▸ **Stated goal**
In the data, extract each line that holds the string "Window".
START
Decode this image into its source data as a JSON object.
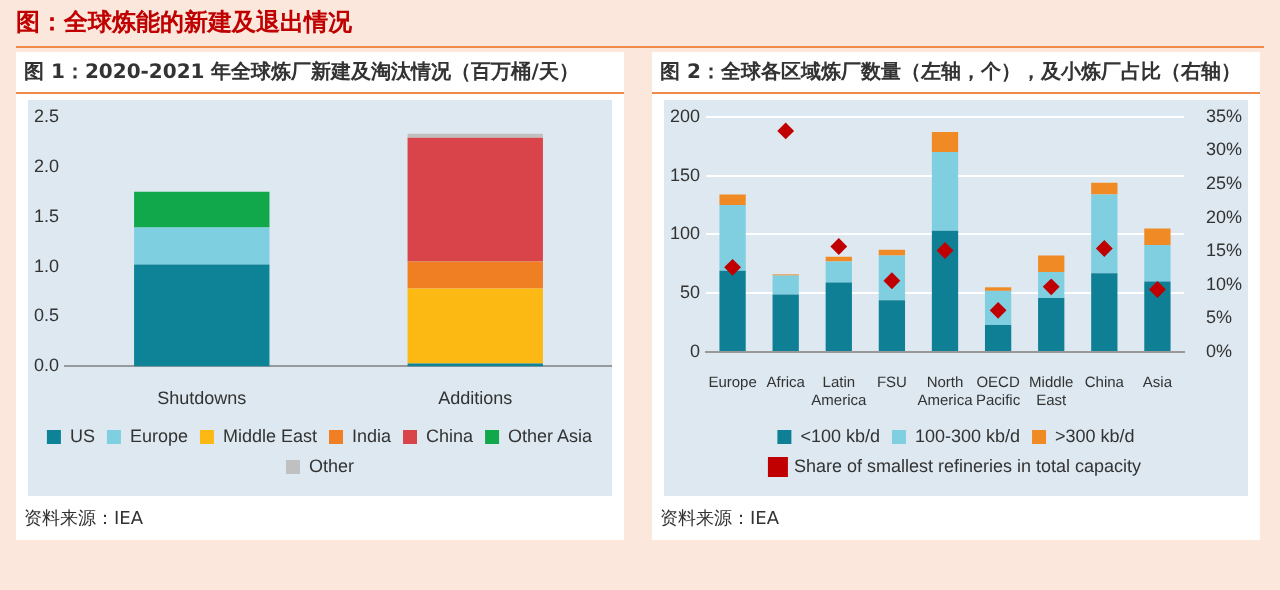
{
  "chart_data": [
    {
      "type": "other",
      "title": "图：全球炼能的新建及退出情况"
    },
    {
      "type": "bar",
      "title": "图 1：2020-2021 年全球炼厂新建及淘汰情况（百万桶/天）",
      "categories": [
        "Shutdowns",
        "Additions"
      ],
      "stacked": true,
      "ylim": [
        0,
        2.5
      ],
      "yticks": [
        {
          "value": 0,
          "label": "0.0"
        },
        {
          "value": 0.5,
          "label": "0.5"
        },
        {
          "value": 1,
          "label": "1.0"
        },
        {
          "value": 1.5,
          "label": "1.5"
        },
        {
          "value": 2,
          "label": "2.0"
        },
        {
          "value": 2.5,
          "label": "2.5"
        }
      ],
      "grid": false,
      "legend": "bottom",
      "annotations": [
        "资料来源：IEA"
      ],
      "series": [
        {
          "name": "US",
          "color": "#0e8296",
          "values": [
            1.02,
            0.03
          ]
        },
        {
          "name": "Europe",
          "color": "#7ecfe0",
          "values": [
            0.37,
            0
          ]
        },
        {
          "name": "Middle East",
          "color": "#fdb913",
          "values": [
            0,
            0.75
          ]
        },
        {
          "name": "India",
          "color": "#ef7f22",
          "values": [
            0,
            0.27
          ]
        },
        {
          "name": "China",
          "color": "#d9434a",
          "values": [
            0,
            1.24
          ]
        },
        {
          "name": "Other Asia",
          "color": "#10a84a",
          "values": [
            0.36,
            0
          ]
        },
        {
          "name": "Other",
          "color": "#c0c0c0",
          "values": [
            0,
            0.04
          ]
        }
      ]
    },
    {
      "type": "bar",
      "title": "图 2：全球各区域炼厂数量（左轴，个），及小炼厂占比（右轴）",
      "categories": [
        "Europe",
        "Africa",
        "Latin America",
        "FSU",
        "North America",
        "OECD Pacific",
        "Middle East",
        "China",
        "Asia"
      ],
      "stacked": true,
      "ylim": [
        0,
        200
      ],
      "yticks": [
        0,
        50,
        100,
        150,
        200
      ],
      "y2lim": [
        0,
        35
      ],
      "y2ticks": [
        {
          "value": 0,
          "label": "0%"
        },
        {
          "value": 5,
          "label": "5%"
        },
        {
          "value": 10,
          "label": "10%"
        },
        {
          "value": 15,
          "label": "15%"
        },
        {
          "value": 20,
          "label": "20%"
        },
        {
          "value": 25,
          "label": "25%"
        },
        {
          "value": 30,
          "label": "30%"
        },
        {
          "value": 35,
          "label": "35%"
        }
      ],
      "grid": "y",
      "legend": "bottom",
      "annotations": [
        "资料来源：IEA"
      ],
      "series": [
        {
          "name": "<100 kb/d",
          "color": "#0e7f95",
          "values": [
            69,
            49,
            59,
            44,
            103,
            23,
            46,
            67,
            60
          ]
        },
        {
          "name": "100-300 kb/d",
          "color": "#7fcfe0",
          "values": [
            56,
            16,
            18,
            38,
            67,
            29,
            22,
            67,
            31
          ]
        },
        {
          "name": ">300 kb/d",
          "color": "#f08a24",
          "values": [
            9,
            1,
            4,
            5,
            17,
            3,
            14,
            10,
            14
          ]
        },
        {
          "name": "Share of smallest refineries in total capacity",
          "type": "scatter",
          "axis": "y2",
          "marker": "diamond",
          "color": "#c00000",
          "values": [
            12.6,
            32.9,
            15.7,
            10.6,
            15.1,
            6.2,
            9.7,
            15.4,
            9.3
          ]
        }
      ]
    }
  ]
}
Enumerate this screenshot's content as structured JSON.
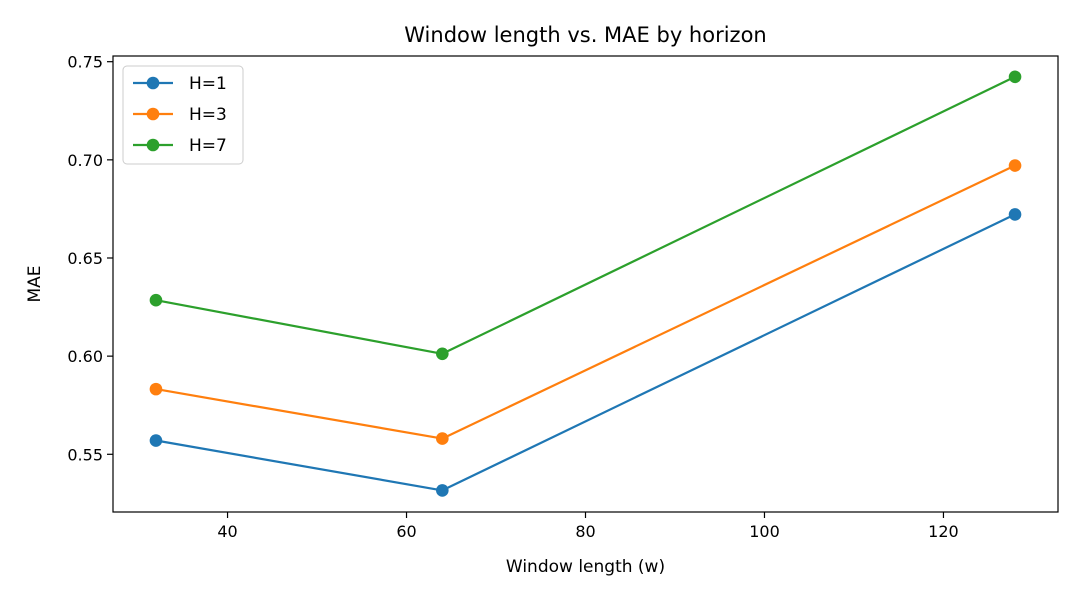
{
  "chart_data": {
    "type": "line",
    "title": "Window length vs. MAE by horizon",
    "xlabel": "Window length (w)",
    "ylabel": "MAE",
    "x": [
      32,
      64,
      128
    ],
    "xlim": [
      27.2,
      132.8
    ],
    "ylim": [
      0.5206,
      0.7529
    ],
    "xticks": [
      40,
      60,
      80,
      100,
      120
    ],
    "yticks": [
      0.55,
      0.6,
      0.65,
      0.7,
      0.75
    ],
    "ytick_labels": [
      "0.55",
      "0.60",
      "0.65",
      "0.70",
      "0.75"
    ],
    "grid": false,
    "legend_position": "top-left",
    "series": [
      {
        "name": "H=1",
        "color": "#1f77b4",
        "values": [
          0.557,
          0.5316,
          0.6722
        ]
      },
      {
        "name": "H=3",
        "color": "#ff7f0e",
        "values": [
          0.5832,
          0.558,
          0.6971
        ]
      },
      {
        "name": "H=7",
        "color": "#2ca02c",
        "values": [
          0.6285,
          0.6012,
          0.7423
        ]
      }
    ]
  }
}
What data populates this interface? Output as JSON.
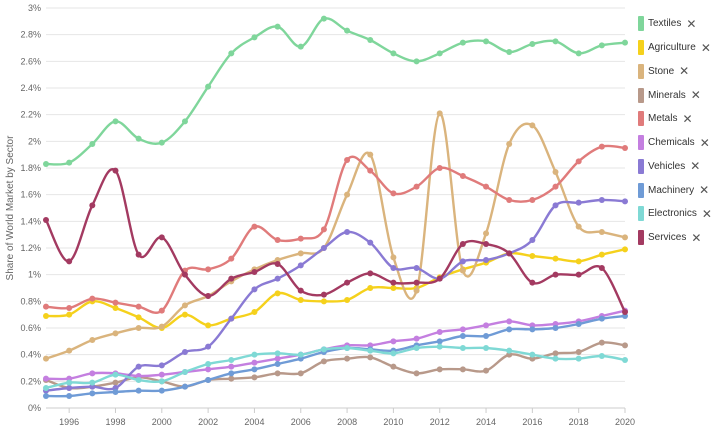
{
  "chart_data": {
    "type": "line",
    "ylabel": "Share of World Market by Sector",
    "xlim": [
      1995,
      2020
    ],
    "ylim": [
      0,
      3
    ],
    "x_ticks": [
      1996,
      1998,
      2000,
      2002,
      2004,
      2006,
      2008,
      2010,
      2012,
      2014,
      2016,
      2018,
      2020
    ],
    "y_ticks": [
      0,
      0.2,
      0.4,
      0.6,
      0.8,
      1,
      1.2,
      1.4,
      1.6,
      1.8,
      2,
      2.2,
      2.4,
      2.6,
      2.8,
      3
    ],
    "y_tick_labels": [
      "0%",
      "0.2%",
      "0.4%",
      "0.6%",
      "0.8%",
      "1%",
      "1.2%",
      "1.4%",
      "1.6%",
      "1.8%",
      "2%",
      "2.2%",
      "2.4%",
      "2.6%",
      "2.8%",
      "3%"
    ],
    "grid": true,
    "legend_position": "right",
    "x": [
      1995,
      1996,
      1997,
      1998,
      1999,
      2000,
      2001,
      2002,
      2003,
      2004,
      2005,
      2006,
      2007,
      2008,
      2009,
      2010,
      2011,
      2012,
      2013,
      2014,
      2015,
      2016,
      2017,
      2018,
      2019,
      2020
    ],
    "series": [
      {
        "name": "Textiles",
        "color": "#7fd69b",
        "values": [
          1.83,
          1.84,
          1.98,
          2.15,
          2.02,
          1.99,
          2.15,
          2.41,
          2.66,
          2.78,
          2.86,
          2.71,
          2.92,
          2.83,
          2.76,
          2.66,
          2.6,
          2.66,
          2.74,
          2.75,
          2.67,
          2.73,
          2.75,
          2.66,
          2.72,
          2.74
        ]
      },
      {
        "name": "Agriculture",
        "color": "#f5d11c",
        "values": [
          0.69,
          0.7,
          0.8,
          0.75,
          0.68,
          0.6,
          0.7,
          0.62,
          0.67,
          0.72,
          0.86,
          0.81,
          0.8,
          0.81,
          0.9,
          0.9,
          0.9,
          0.98,
          1.04,
          1.09,
          1.16,
          1.14,
          1.12,
          1.1,
          1.15,
          1.19
        ]
      },
      {
        "name": "Stone",
        "color": "#dab47d",
        "values": [
          0.37,
          0.43,
          0.51,
          0.56,
          0.6,
          0.61,
          0.77,
          0.84,
          0.95,
          1.04,
          1.11,
          1.16,
          1.2,
          1.6,
          1.9,
          1.13,
          0.88,
          2.21,
          1.03,
          1.31,
          1.98,
          2.12,
          1.77,
          1.36,
          1.32,
          1.28
        ]
      },
      {
        "name": "Minerals",
        "color": "#b8998a",
        "values": [
          0.21,
          0.15,
          0.16,
          0.19,
          0.23,
          0.2,
          0.16,
          0.21,
          0.22,
          0.23,
          0.26,
          0.26,
          0.35,
          0.37,
          0.38,
          0.31,
          0.26,
          0.29,
          0.29,
          0.28,
          0.4,
          0.37,
          0.41,
          0.42,
          0.49,
          0.47
        ]
      },
      {
        "name": "Metals",
        "color": "#e07b7b",
        "values": [
          0.76,
          0.75,
          0.82,
          0.79,
          0.76,
          0.73,
          1.03,
          1.04,
          1.12,
          1.36,
          1.26,
          1.27,
          1.34,
          1.86,
          1.78,
          1.61,
          1.66,
          1.8,
          1.74,
          1.66,
          1.56,
          1.56,
          1.66,
          1.85,
          1.96,
          1.95
        ]
      },
      {
        "name": "Chemicals",
        "color": "#c47fe0",
        "values": [
          0.22,
          0.22,
          0.26,
          0.26,
          0.24,
          0.25,
          0.27,
          0.29,
          0.31,
          0.34,
          0.37,
          0.4,
          0.44,
          0.47,
          0.47,
          0.5,
          0.52,
          0.57,
          0.59,
          0.62,
          0.65,
          0.62,
          0.63,
          0.65,
          0.69,
          0.73
        ]
      },
      {
        "name": "Vehicles",
        "color": "#8a7ad4",
        "values": [
          0.13,
          0.15,
          0.16,
          0.15,
          0.31,
          0.32,
          0.42,
          0.46,
          0.67,
          0.89,
          0.97,
          1.07,
          1.2,
          1.32,
          1.24,
          1.05,
          1.05,
          0.97,
          1.1,
          1.11,
          1.16,
          1.26,
          1.52,
          1.54,
          1.56,
          1.55
        ]
      },
      {
        "name": "Machinery",
        "color": "#6f9bd6",
        "values": [
          0.09,
          0.09,
          0.11,
          0.12,
          0.13,
          0.13,
          0.16,
          0.21,
          0.26,
          0.29,
          0.33,
          0.37,
          0.42,
          0.45,
          0.44,
          0.43,
          0.47,
          0.5,
          0.54,
          0.54,
          0.59,
          0.59,
          0.6,
          0.63,
          0.67,
          0.69
        ]
      },
      {
        "name": "Electronics",
        "color": "#7fd9d5",
        "values": [
          0.15,
          0.19,
          0.19,
          0.25,
          0.21,
          0.2,
          0.27,
          0.33,
          0.36,
          0.4,
          0.41,
          0.4,
          0.44,
          0.45,
          0.43,
          0.41,
          0.45,
          0.46,
          0.45,
          0.45,
          0.43,
          0.4,
          0.37,
          0.37,
          0.39,
          0.36
        ]
      },
      {
        "name": "Services",
        "color": "#a33a61",
        "values": [
          1.41,
          1.1,
          1.52,
          1.78,
          1.15,
          1.28,
          1.0,
          0.84,
          0.97,
          1.02,
          1.08,
          0.88,
          0.85,
          0.94,
          1.01,
          0.94,
          0.94,
          0.97,
          1.23,
          1.23,
          1.16,
          0.94,
          1.0,
          1.0,
          1.05,
          0.72
        ]
      }
    ]
  },
  "legend": {
    "close_glyph": "✕",
    "items": [
      {
        "label": "Textiles",
        "color": "#7fd69b"
      },
      {
        "label": "Agriculture",
        "color": "#f5d11c"
      },
      {
        "label": "Stone",
        "color": "#dab47d"
      },
      {
        "label": "Minerals",
        "color": "#b8998a"
      },
      {
        "label": "Metals",
        "color": "#e07b7b"
      },
      {
        "label": "Chemicals",
        "color": "#c47fe0"
      },
      {
        "label": "Vehicles",
        "color": "#8a7ad4"
      },
      {
        "label": "Machinery",
        "color": "#6f9bd6"
      },
      {
        "label": "Electronics",
        "color": "#7fd9d5"
      },
      {
        "label": "Services",
        "color": "#a33a61"
      }
    ]
  }
}
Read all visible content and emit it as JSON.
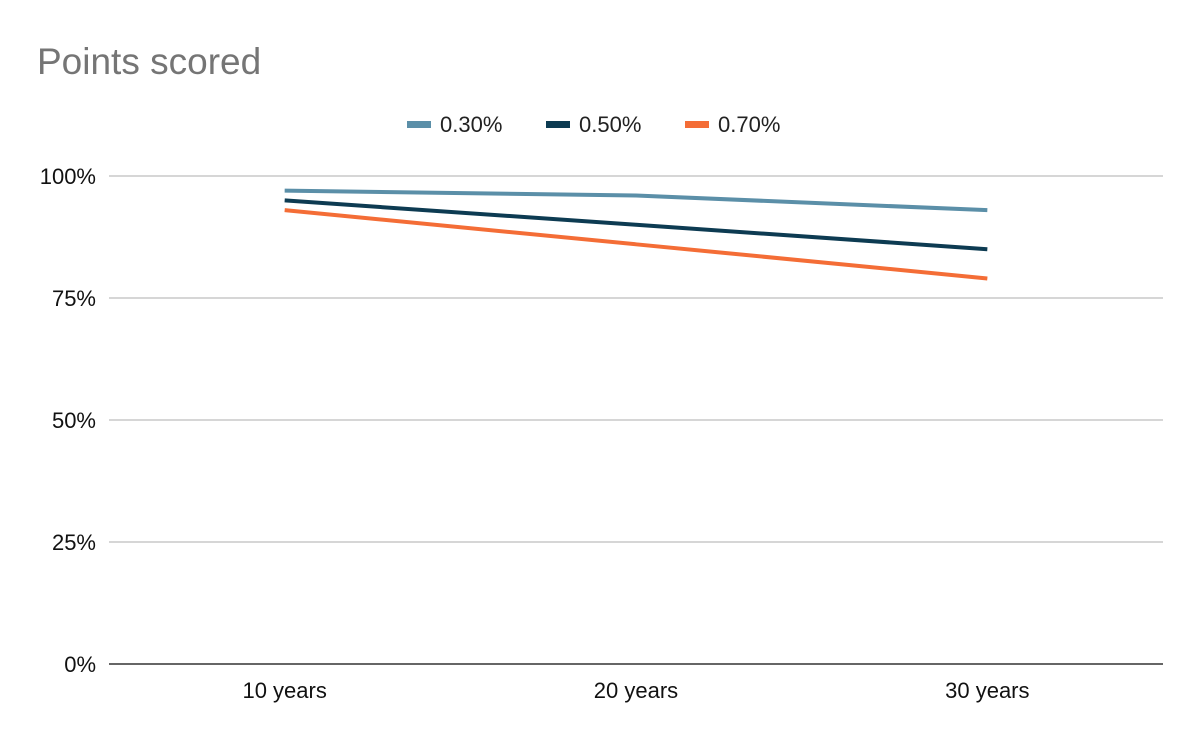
{
  "chart_data": {
    "type": "line",
    "title": "Points scored",
    "categories": [
      "10 years",
      "20 years",
      "30 years"
    ],
    "series": [
      {
        "name": "0.30%",
        "color": "#5b8fa8",
        "values": [
          97,
          96,
          93
        ]
      },
      {
        "name": "0.50%",
        "color": "#0d3b52",
        "values": [
          95,
          90,
          85
        ]
      },
      {
        "name": "0.70%",
        "color": "#f46d36",
        "values": [
          93,
          86,
          79
        ]
      }
    ],
    "yticks": [
      {
        "value": 0,
        "label": "0%"
      },
      {
        "value": 25,
        "label": "25%"
      },
      {
        "value": 50,
        "label": "50%"
      },
      {
        "value": 75,
        "label": "75%"
      },
      {
        "value": 100,
        "label": "100%"
      }
    ],
    "ylim": [
      0,
      100
    ],
    "grid": true,
    "legend_position": "top-center"
  }
}
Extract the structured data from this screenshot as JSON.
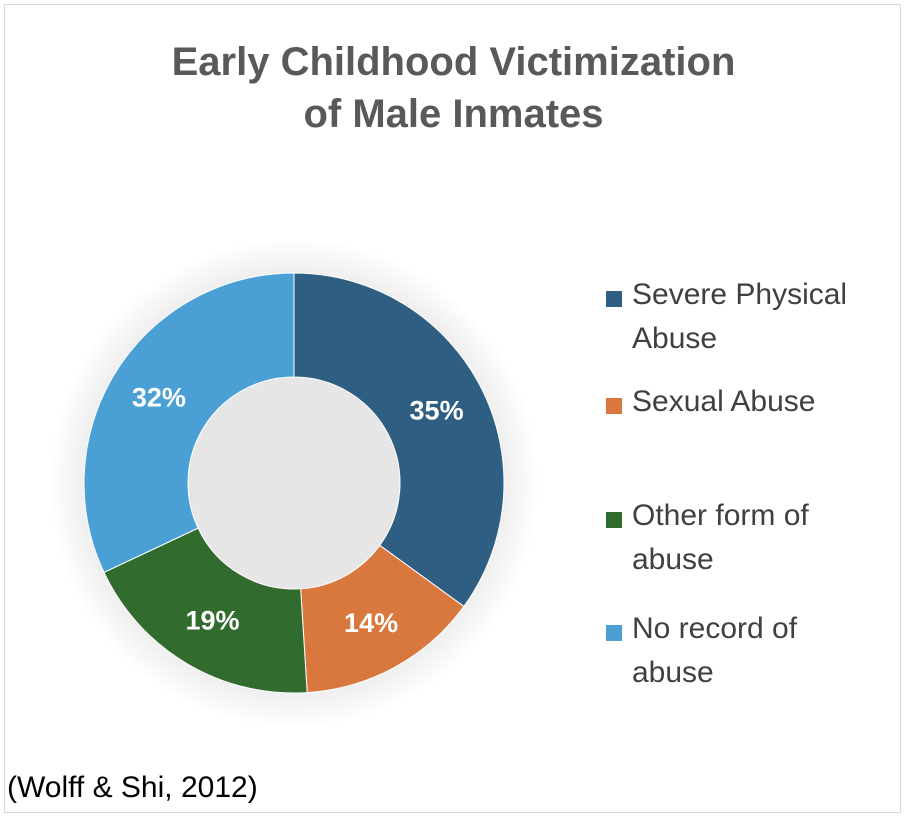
{
  "chart_data": {
    "type": "pie",
    "title": "Early Childhood Victimization of Male Inmates",
    "categories": [
      "Severe Physical Abuse",
      "Sexual Abuse",
      "Other form of abuse",
      "No record of abuse"
    ],
    "values": [
      35,
      14,
      19,
      32
    ],
    "data_labels": [
      "35%",
      "14%",
      "19%",
      "32%"
    ],
    "colors": [
      "#2e5f82",
      "#d9783e",
      "#316b2e",
      "#4aa0d5"
    ],
    "legend_position": "right",
    "donut": true
  },
  "title_lines": [
    "Early Childhood Victimization",
    "of Male Inmates"
  ],
  "legend": [
    {
      "lines": [
        "Severe Physical",
        "Abuse"
      ],
      "color": "#2e5f82"
    },
    {
      "lines": [
        "Sexual Abuse"
      ],
      "color": "#d9783e"
    },
    {
      "lines": [
        "Other form of",
        "abuse"
      ],
      "color": "#316b2e"
    },
    {
      "lines": [
        "No record of",
        "abuse"
      ],
      "color": "#4aa0d5"
    }
  ],
  "citation": "(Wolff & Shi, 2012)"
}
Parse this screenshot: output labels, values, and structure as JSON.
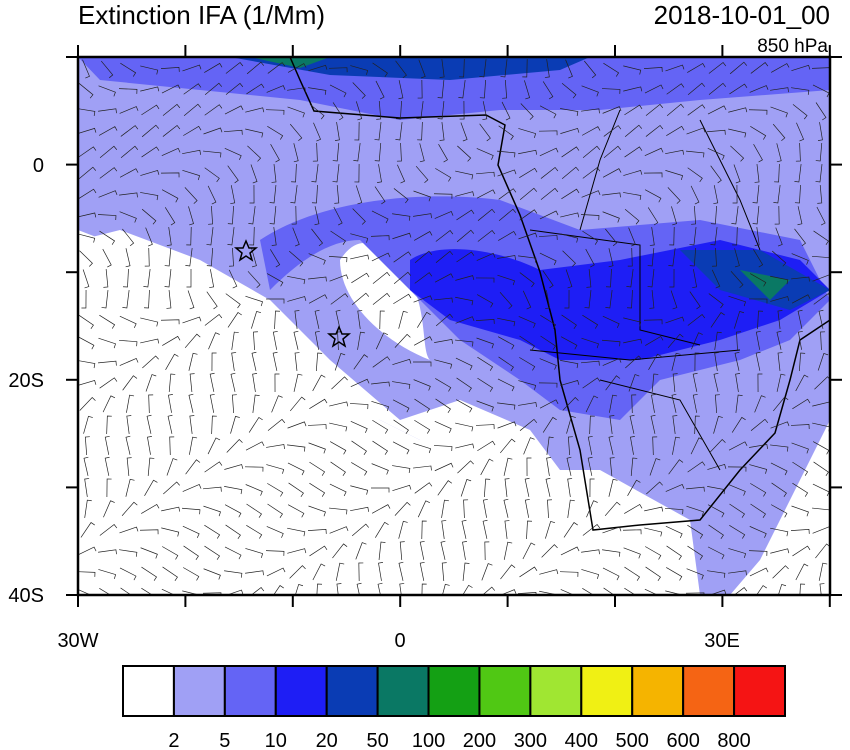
{
  "header": {
    "title": "Extinction IFA (1/Mm)",
    "date": "2018-10-01_00",
    "level": "850 hPa"
  },
  "map": {
    "lat_labels": [
      "0",
      "20S",
      "40S"
    ],
    "lon_labels": [
      "30W",
      "0",
      "30E"
    ]
  },
  "colorbar": {
    "labels": [
      "2",
      "5",
      "10",
      "20",
      "50",
      "100",
      "200",
      "300",
      "400",
      "500",
      "600",
      "800"
    ],
    "colors": [
      "#ffffff",
      "#a0a0f5",
      "#6464f5",
      "#1e1ef5",
      "#0a3cb4",
      "#0a7864",
      "#14a014",
      "#50c814",
      "#a0e632",
      "#f0f014",
      "#f5b400",
      "#f56414",
      "#f51414"
    ]
  }
}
END
▸ **Response to the task**
    "title": "Window length vs. MAE by horizon",
    "xlabel": "Window length (w)",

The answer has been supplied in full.